PROBLEM TO WORK ON »
Give only the number of lines that contain the word "contact".

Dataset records
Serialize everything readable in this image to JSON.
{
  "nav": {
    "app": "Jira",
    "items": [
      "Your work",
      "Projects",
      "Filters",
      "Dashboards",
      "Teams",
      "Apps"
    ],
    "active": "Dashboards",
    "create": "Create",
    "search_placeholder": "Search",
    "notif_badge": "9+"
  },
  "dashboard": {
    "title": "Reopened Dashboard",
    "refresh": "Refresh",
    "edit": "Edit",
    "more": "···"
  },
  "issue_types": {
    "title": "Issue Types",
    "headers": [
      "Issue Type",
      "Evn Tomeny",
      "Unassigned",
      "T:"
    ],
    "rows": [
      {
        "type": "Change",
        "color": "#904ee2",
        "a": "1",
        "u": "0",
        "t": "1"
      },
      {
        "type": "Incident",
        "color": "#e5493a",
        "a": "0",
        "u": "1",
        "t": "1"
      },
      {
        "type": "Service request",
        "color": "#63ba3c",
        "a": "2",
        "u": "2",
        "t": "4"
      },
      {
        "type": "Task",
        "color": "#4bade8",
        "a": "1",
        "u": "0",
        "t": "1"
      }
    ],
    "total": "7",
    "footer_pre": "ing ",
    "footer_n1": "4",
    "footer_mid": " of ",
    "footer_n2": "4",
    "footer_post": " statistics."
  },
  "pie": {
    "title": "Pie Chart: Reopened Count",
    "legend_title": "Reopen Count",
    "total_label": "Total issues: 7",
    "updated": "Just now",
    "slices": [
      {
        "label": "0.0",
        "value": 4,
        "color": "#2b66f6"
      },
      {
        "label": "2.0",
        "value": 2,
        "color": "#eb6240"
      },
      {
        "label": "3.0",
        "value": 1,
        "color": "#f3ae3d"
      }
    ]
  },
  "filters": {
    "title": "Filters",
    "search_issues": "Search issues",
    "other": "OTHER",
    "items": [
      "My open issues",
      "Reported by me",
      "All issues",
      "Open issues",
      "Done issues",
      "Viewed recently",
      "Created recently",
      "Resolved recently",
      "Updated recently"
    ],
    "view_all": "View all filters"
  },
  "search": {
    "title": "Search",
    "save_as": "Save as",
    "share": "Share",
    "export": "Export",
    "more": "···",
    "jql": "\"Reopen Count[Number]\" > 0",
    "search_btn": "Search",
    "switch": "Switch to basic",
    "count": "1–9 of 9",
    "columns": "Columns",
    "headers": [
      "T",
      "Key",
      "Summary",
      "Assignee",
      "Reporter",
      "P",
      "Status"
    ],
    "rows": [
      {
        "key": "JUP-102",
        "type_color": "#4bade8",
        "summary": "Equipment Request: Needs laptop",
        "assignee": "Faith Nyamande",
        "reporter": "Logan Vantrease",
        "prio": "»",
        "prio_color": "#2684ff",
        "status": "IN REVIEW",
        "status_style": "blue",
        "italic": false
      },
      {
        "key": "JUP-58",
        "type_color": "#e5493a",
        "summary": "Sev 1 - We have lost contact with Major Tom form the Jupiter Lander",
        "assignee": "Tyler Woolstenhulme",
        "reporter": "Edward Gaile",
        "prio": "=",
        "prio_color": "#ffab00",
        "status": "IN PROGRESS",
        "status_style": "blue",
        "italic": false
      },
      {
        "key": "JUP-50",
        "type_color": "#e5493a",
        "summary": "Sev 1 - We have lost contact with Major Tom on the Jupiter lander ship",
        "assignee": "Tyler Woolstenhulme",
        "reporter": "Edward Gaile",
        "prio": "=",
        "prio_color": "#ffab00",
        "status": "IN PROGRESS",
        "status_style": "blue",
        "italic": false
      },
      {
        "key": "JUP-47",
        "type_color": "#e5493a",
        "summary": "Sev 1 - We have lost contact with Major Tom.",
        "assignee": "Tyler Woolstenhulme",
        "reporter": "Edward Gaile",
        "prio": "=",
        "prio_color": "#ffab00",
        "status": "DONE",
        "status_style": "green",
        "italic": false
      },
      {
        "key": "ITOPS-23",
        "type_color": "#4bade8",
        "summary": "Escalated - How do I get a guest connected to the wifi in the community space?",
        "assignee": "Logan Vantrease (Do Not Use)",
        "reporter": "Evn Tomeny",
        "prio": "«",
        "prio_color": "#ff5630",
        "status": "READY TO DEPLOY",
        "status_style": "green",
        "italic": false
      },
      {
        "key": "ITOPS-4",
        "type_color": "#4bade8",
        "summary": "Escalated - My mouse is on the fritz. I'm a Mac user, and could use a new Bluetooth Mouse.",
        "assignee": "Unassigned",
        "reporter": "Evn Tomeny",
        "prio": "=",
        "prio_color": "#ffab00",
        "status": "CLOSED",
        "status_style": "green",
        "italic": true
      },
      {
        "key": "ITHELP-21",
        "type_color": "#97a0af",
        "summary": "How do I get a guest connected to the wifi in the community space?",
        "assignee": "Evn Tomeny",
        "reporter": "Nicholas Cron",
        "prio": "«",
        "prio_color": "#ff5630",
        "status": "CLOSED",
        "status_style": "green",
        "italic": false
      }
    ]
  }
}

ANSWER TO THE PROBLEM »
3